* _Do this_: Each line that contains the word "nghiệp" counts once; give the total for the records below and nothing else.

___ Source material ___

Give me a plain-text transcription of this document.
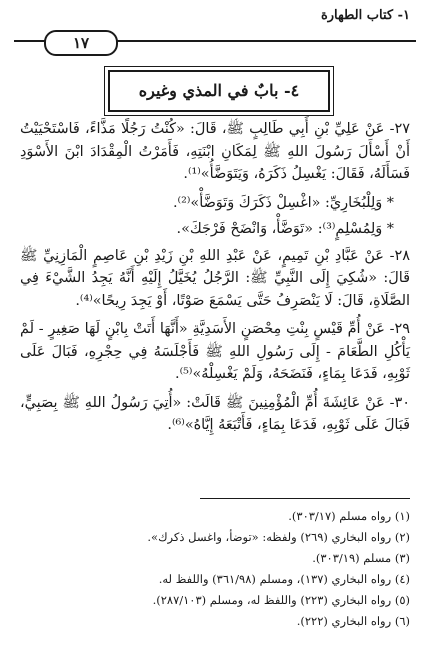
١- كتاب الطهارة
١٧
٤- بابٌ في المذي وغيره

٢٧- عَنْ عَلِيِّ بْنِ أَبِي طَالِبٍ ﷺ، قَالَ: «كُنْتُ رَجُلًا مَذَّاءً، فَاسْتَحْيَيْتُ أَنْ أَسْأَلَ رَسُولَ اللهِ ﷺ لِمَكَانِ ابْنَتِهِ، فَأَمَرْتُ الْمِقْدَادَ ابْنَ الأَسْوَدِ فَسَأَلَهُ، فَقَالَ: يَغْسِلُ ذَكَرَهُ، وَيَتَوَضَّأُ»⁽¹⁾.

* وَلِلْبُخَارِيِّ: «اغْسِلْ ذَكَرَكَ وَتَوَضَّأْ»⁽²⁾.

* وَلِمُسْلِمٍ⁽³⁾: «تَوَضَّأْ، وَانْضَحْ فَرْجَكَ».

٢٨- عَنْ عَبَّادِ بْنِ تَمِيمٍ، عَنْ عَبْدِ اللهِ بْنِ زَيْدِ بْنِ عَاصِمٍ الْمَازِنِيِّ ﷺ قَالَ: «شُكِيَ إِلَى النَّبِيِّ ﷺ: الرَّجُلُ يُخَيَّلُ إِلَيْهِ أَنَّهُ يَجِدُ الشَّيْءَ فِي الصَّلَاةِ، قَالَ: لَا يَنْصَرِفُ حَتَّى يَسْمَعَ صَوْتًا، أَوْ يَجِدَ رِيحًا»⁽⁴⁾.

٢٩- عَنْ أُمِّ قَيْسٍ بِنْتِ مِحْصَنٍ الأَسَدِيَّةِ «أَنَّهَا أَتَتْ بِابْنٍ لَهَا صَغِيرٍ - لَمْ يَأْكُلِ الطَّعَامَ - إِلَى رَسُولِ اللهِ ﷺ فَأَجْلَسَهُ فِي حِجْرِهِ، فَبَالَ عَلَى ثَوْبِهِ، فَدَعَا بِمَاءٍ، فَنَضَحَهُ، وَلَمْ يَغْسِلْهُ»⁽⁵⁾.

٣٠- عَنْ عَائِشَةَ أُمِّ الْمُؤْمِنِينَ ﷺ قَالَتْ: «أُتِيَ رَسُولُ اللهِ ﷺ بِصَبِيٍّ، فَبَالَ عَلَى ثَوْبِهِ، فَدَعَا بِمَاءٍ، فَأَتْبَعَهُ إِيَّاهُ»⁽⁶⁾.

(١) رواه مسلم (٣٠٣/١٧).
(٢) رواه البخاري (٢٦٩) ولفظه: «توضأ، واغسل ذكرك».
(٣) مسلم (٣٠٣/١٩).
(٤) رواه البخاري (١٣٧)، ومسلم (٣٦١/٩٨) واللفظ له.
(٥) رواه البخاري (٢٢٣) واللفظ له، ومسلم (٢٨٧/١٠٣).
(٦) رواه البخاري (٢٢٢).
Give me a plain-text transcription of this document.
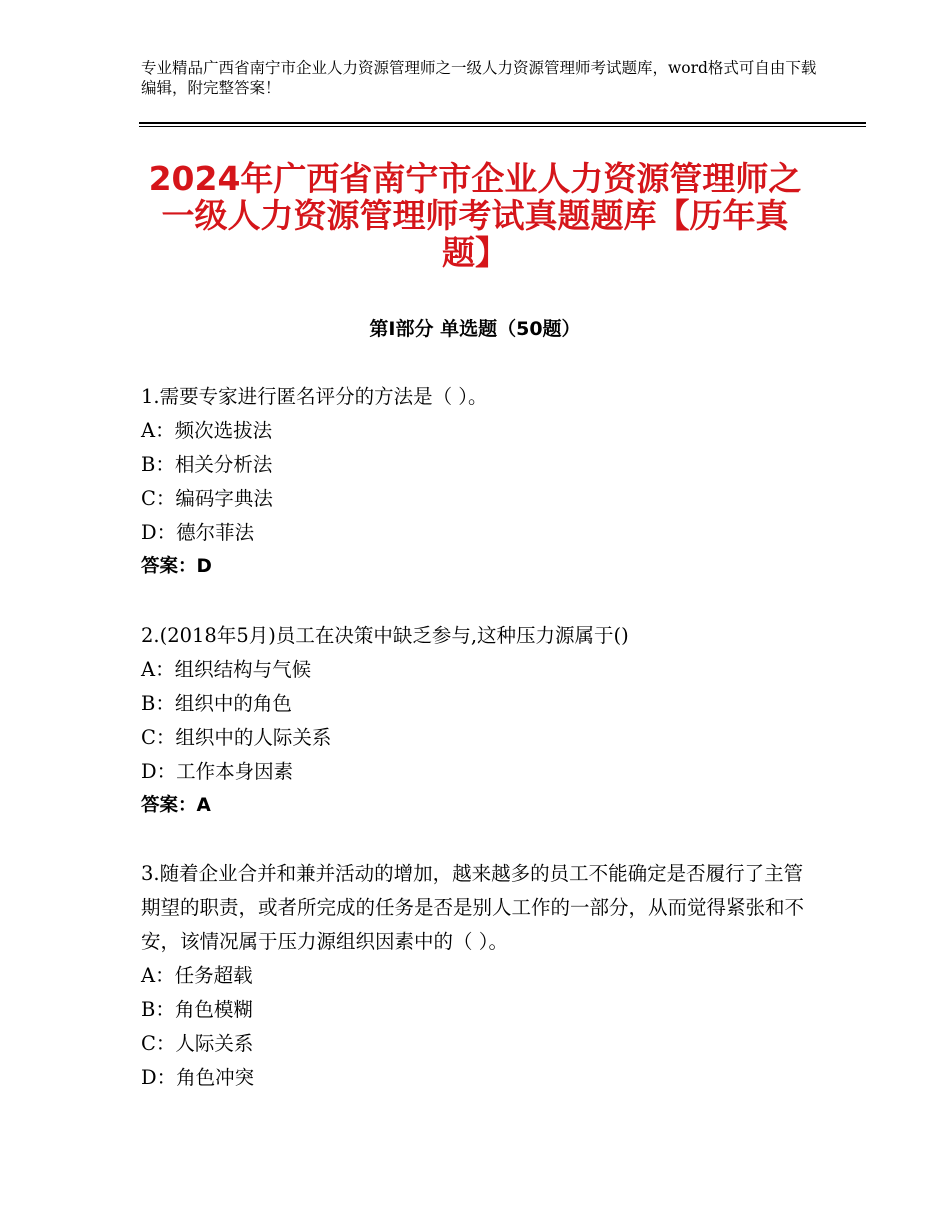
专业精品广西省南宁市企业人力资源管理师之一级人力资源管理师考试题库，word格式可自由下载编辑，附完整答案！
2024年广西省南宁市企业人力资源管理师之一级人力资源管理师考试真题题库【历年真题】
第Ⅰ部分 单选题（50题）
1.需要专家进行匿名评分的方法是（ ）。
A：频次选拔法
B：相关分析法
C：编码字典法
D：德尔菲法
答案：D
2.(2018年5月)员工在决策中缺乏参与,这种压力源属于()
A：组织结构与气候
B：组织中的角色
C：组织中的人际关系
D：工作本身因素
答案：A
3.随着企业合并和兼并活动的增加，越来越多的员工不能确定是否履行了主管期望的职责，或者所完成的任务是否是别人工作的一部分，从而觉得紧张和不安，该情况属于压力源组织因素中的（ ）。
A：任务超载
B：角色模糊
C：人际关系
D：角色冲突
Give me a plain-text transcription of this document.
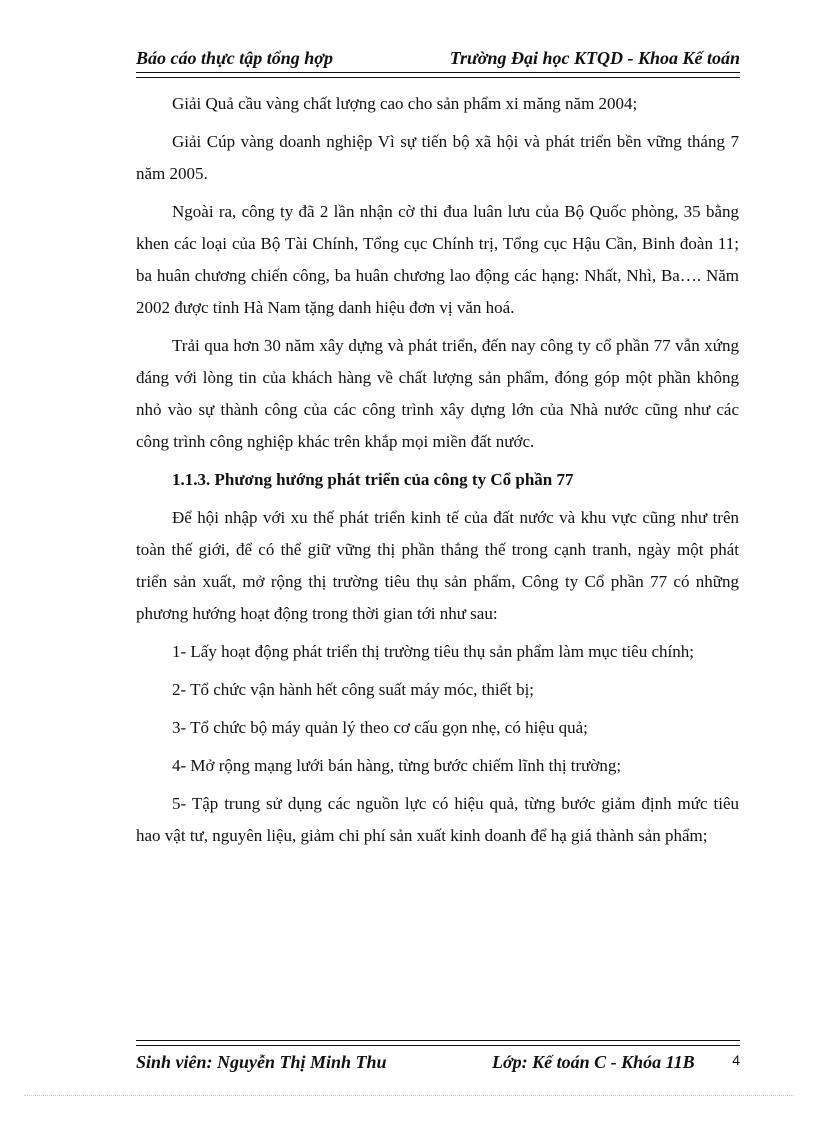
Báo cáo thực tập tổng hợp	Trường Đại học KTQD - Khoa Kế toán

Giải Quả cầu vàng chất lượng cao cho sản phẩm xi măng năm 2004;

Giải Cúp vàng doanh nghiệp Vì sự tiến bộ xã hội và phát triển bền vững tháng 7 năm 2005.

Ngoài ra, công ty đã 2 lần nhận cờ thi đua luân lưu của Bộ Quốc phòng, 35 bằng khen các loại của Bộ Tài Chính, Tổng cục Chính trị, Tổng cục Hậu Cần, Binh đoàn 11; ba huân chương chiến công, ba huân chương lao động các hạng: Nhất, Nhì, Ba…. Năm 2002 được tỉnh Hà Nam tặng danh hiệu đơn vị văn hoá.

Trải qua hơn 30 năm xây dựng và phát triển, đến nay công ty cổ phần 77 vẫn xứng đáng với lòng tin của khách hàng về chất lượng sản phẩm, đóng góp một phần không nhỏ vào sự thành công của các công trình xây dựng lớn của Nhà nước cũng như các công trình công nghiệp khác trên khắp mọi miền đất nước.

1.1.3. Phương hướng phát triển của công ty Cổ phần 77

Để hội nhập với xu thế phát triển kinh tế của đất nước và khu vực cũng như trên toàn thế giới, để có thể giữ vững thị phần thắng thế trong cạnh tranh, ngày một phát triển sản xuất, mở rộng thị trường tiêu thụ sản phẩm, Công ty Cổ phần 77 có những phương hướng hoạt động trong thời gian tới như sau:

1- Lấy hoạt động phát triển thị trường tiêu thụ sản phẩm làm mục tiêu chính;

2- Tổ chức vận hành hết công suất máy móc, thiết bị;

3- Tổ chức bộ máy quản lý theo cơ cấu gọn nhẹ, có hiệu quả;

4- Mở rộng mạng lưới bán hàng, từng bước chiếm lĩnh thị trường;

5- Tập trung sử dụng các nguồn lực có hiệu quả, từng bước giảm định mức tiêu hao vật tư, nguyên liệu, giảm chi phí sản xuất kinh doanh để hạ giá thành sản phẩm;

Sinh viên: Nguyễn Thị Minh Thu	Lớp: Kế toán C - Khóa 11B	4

___
___ Source material ___

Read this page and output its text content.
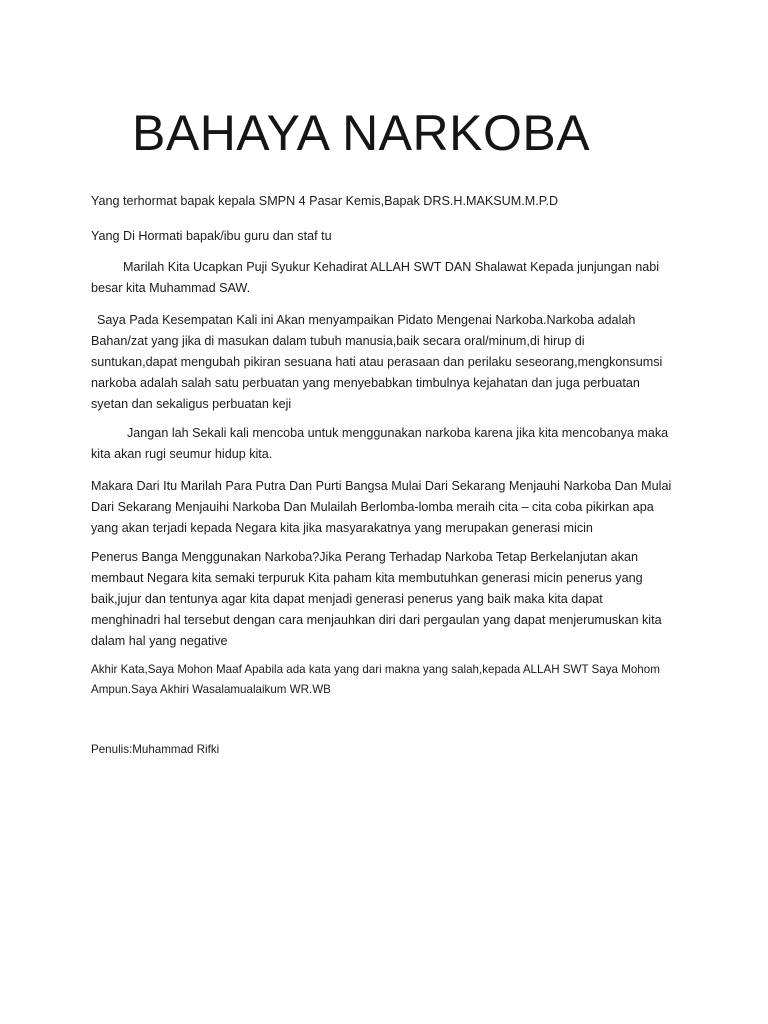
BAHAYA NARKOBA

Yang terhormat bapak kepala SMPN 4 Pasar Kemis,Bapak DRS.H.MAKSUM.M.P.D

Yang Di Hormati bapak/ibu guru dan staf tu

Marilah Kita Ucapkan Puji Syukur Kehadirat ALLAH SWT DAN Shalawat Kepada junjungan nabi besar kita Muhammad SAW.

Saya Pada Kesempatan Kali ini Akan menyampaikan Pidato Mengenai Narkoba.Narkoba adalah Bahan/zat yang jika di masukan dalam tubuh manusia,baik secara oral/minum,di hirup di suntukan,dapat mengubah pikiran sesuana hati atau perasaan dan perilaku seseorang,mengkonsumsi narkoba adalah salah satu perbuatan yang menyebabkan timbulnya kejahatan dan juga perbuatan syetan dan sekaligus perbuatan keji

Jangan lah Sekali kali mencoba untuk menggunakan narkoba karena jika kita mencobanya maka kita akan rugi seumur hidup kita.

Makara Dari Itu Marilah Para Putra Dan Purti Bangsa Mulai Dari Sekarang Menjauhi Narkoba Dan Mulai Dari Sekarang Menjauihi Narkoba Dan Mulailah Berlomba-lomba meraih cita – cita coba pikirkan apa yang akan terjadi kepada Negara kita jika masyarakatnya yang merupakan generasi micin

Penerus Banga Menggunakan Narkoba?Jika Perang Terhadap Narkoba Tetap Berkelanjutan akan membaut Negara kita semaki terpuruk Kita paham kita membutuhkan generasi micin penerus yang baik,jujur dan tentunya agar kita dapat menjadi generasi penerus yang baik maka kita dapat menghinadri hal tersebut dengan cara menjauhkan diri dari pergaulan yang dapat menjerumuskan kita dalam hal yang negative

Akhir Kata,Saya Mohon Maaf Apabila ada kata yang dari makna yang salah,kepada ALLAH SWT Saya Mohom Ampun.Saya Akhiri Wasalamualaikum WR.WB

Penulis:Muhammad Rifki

___
___ Source material ___

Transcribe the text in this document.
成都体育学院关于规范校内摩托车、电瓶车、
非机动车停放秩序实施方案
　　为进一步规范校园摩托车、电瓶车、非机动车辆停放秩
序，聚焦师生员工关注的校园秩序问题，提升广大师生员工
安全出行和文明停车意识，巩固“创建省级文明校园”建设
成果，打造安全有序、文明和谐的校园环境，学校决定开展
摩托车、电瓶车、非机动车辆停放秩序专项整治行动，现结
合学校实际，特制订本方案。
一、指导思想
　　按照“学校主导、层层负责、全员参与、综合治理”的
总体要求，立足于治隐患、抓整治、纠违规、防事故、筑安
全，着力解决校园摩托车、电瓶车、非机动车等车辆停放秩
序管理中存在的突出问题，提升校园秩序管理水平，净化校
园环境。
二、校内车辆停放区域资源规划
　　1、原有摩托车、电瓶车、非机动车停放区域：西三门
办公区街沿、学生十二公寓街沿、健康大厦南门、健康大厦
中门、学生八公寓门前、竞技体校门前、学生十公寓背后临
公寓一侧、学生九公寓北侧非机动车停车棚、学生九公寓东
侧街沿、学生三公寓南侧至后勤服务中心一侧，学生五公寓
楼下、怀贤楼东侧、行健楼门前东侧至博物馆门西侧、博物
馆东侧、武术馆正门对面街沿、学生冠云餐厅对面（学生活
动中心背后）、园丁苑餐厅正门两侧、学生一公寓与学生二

___

* _Solution to this problem_: 2